* [Task details] Copy every line that holds "Self".

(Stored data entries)
====
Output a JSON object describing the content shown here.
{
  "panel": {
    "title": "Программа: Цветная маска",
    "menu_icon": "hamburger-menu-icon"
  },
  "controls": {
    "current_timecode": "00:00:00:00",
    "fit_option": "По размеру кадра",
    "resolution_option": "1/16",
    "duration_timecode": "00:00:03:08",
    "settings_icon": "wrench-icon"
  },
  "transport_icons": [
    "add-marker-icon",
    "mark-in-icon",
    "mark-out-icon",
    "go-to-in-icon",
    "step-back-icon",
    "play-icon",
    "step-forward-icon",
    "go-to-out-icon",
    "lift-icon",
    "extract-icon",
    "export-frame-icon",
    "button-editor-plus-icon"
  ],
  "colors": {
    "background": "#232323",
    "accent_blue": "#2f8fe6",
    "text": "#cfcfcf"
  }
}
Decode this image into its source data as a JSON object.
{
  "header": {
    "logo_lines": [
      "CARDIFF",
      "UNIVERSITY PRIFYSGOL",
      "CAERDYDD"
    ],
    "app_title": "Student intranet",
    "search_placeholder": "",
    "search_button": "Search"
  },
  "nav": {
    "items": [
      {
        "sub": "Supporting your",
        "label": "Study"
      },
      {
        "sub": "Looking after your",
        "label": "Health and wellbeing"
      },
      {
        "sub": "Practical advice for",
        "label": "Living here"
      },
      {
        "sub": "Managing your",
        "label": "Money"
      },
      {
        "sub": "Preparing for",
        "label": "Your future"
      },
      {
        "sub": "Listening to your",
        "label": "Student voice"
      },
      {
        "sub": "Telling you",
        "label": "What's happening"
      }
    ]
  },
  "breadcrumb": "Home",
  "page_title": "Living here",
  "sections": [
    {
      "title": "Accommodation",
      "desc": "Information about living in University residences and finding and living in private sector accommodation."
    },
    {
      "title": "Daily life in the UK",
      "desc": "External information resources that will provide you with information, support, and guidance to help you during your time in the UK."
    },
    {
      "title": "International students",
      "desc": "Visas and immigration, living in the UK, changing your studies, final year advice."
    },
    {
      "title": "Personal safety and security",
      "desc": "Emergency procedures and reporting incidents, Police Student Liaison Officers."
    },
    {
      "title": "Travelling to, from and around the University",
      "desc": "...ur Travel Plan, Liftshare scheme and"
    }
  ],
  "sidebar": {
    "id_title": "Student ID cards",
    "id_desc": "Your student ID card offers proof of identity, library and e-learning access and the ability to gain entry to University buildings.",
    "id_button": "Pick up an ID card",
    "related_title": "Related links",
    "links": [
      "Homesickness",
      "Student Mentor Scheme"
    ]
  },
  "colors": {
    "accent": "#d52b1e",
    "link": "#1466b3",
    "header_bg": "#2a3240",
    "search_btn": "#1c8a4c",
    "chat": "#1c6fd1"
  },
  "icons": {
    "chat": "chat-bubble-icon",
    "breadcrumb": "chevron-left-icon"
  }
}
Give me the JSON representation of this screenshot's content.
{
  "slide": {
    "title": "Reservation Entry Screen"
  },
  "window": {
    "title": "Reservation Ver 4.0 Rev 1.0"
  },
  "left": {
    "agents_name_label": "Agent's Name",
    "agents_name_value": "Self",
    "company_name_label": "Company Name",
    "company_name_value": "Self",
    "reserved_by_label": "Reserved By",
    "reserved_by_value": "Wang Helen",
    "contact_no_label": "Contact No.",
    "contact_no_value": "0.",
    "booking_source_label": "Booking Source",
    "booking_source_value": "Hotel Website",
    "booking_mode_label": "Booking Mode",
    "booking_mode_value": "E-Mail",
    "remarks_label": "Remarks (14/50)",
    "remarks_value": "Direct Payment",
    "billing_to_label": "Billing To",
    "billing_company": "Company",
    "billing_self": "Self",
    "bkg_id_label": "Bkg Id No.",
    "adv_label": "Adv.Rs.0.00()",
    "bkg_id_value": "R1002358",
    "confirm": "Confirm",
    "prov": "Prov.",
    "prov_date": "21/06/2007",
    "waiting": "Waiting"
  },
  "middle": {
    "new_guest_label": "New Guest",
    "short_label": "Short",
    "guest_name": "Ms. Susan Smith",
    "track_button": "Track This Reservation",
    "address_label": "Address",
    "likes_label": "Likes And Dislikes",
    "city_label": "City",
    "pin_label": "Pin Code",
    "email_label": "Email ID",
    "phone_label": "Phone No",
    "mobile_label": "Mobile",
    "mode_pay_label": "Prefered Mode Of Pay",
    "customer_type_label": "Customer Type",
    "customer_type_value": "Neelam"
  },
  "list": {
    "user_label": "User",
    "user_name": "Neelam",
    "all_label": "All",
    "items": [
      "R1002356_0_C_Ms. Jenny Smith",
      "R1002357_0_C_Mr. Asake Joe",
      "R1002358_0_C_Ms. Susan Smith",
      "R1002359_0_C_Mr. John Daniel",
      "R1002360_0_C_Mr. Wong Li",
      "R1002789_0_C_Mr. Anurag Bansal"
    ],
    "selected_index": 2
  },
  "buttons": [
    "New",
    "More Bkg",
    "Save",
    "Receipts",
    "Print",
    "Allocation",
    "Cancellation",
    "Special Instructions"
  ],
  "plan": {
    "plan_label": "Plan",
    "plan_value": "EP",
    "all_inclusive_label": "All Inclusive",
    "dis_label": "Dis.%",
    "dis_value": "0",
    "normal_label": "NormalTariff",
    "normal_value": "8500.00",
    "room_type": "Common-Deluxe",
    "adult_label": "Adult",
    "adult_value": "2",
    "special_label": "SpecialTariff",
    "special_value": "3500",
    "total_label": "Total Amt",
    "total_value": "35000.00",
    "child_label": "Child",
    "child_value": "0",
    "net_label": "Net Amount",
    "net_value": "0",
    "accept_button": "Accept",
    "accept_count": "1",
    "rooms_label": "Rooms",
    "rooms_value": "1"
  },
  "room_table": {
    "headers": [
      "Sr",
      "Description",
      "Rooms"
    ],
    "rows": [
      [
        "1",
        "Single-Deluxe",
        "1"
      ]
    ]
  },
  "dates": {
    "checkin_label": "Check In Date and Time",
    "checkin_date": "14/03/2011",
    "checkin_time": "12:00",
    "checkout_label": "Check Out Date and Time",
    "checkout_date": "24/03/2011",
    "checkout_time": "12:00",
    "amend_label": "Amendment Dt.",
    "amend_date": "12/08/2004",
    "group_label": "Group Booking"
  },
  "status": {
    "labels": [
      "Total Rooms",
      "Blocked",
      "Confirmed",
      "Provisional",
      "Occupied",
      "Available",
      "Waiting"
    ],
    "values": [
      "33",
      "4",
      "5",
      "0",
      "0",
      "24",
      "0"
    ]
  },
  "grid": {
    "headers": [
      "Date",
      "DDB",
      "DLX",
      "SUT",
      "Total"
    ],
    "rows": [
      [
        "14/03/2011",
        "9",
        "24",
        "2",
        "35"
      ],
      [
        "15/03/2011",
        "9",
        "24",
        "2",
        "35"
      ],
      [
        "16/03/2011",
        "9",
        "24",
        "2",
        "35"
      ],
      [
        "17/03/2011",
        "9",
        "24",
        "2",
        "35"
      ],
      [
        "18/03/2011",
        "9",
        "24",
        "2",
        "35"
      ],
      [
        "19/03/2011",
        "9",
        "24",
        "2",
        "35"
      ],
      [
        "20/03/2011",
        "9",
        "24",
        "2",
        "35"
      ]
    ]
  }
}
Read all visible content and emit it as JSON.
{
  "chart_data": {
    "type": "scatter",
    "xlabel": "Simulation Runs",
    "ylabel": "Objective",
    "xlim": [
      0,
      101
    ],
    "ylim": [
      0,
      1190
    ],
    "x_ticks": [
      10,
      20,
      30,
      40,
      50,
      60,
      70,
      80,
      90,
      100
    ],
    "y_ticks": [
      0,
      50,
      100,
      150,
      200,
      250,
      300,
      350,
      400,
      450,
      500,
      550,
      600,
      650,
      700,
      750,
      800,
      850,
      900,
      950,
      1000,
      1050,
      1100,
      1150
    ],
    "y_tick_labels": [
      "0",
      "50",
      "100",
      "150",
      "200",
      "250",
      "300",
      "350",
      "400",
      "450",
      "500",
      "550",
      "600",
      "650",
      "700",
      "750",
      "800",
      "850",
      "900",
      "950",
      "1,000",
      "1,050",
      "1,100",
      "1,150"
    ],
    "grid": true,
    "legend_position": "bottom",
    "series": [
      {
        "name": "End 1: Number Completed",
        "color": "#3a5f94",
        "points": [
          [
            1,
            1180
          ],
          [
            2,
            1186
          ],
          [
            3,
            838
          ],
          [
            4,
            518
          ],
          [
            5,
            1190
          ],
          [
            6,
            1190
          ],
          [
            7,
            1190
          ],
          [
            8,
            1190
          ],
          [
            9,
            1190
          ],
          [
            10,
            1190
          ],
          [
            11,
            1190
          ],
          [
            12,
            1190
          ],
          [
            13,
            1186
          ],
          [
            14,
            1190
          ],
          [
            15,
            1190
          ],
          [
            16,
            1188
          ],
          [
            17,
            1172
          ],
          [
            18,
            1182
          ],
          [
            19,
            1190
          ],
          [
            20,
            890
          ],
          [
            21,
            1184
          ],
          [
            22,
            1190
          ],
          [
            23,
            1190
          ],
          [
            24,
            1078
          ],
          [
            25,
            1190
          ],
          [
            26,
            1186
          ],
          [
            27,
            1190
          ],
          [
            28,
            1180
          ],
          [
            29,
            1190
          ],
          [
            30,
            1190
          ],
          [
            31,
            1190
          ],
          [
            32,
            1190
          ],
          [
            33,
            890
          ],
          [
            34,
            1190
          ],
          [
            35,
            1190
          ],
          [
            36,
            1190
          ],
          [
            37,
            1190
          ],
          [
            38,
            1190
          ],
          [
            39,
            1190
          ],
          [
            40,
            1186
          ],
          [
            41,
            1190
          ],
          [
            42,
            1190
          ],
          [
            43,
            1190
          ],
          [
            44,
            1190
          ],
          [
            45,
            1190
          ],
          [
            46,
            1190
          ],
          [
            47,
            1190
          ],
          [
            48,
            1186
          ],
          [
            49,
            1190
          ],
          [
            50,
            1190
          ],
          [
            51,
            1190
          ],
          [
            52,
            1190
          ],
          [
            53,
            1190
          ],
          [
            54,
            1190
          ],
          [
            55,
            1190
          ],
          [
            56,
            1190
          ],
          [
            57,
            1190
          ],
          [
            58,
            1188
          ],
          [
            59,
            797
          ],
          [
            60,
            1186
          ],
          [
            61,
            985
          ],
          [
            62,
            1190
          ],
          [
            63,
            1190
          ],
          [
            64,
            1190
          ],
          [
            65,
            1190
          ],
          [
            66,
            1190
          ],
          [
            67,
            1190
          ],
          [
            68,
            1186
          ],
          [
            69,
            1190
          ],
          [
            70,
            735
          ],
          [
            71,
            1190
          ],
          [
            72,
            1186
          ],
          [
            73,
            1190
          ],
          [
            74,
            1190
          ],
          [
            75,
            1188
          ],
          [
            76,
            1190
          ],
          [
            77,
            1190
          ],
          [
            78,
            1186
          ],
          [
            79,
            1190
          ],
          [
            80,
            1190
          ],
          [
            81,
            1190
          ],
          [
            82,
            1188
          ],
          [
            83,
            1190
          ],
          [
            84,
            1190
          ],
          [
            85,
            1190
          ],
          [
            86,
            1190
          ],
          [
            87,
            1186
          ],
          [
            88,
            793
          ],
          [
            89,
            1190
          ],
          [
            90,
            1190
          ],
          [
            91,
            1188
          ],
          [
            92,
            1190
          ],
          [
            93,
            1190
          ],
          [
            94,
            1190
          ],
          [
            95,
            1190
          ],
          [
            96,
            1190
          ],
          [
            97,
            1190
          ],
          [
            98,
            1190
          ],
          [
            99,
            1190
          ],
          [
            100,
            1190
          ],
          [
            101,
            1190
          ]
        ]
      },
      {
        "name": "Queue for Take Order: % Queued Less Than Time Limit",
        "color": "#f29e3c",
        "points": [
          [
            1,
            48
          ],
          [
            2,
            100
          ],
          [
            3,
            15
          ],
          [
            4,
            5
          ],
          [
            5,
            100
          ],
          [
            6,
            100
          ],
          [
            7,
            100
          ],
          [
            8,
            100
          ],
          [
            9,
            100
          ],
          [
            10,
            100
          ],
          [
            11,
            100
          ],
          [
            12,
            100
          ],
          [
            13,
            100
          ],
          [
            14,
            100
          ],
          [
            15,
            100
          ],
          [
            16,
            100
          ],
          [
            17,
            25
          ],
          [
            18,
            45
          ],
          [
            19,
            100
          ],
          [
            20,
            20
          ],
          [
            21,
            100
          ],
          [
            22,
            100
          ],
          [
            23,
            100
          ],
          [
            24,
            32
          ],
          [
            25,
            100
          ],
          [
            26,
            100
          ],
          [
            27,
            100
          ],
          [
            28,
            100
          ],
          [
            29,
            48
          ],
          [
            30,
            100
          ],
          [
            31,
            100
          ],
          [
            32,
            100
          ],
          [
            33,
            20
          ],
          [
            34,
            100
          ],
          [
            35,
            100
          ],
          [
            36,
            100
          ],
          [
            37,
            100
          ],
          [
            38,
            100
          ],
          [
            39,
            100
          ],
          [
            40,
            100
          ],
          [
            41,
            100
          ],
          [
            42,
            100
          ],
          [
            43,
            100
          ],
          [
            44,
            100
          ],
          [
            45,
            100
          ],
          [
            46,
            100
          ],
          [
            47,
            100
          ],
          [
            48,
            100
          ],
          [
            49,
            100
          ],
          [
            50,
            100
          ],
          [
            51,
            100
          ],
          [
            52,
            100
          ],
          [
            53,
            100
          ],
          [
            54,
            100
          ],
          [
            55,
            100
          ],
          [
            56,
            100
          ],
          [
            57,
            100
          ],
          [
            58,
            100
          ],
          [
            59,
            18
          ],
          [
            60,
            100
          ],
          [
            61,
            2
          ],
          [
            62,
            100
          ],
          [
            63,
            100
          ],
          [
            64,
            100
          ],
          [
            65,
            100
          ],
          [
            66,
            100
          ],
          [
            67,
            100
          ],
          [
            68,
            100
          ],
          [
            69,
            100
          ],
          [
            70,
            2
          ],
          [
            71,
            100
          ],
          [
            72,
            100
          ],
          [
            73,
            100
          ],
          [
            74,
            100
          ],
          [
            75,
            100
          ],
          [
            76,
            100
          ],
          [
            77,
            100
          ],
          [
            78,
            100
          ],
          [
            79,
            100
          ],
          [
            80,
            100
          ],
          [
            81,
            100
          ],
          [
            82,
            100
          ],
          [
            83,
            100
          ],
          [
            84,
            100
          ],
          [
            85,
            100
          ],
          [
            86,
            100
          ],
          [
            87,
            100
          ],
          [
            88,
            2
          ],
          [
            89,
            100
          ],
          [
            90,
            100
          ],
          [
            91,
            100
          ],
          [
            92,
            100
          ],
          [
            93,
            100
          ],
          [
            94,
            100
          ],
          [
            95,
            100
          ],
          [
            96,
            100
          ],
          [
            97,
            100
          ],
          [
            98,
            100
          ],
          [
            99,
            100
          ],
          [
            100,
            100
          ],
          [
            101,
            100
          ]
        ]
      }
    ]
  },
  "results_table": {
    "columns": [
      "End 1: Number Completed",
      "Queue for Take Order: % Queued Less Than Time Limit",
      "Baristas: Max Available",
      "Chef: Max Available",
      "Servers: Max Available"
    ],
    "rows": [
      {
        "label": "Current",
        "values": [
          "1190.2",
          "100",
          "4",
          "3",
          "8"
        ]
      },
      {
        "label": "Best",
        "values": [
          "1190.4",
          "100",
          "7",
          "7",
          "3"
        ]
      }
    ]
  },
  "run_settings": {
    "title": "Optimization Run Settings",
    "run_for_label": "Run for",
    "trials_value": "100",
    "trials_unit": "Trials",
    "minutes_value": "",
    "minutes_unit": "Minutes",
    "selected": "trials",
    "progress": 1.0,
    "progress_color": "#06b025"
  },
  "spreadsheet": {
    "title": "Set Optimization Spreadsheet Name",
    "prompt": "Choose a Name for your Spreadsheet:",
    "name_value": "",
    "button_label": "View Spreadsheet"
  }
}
====
* [Output for this task]
    "agents_name_value": "Self",
    "company_name_value": "Self",
    "billing_self": "Self",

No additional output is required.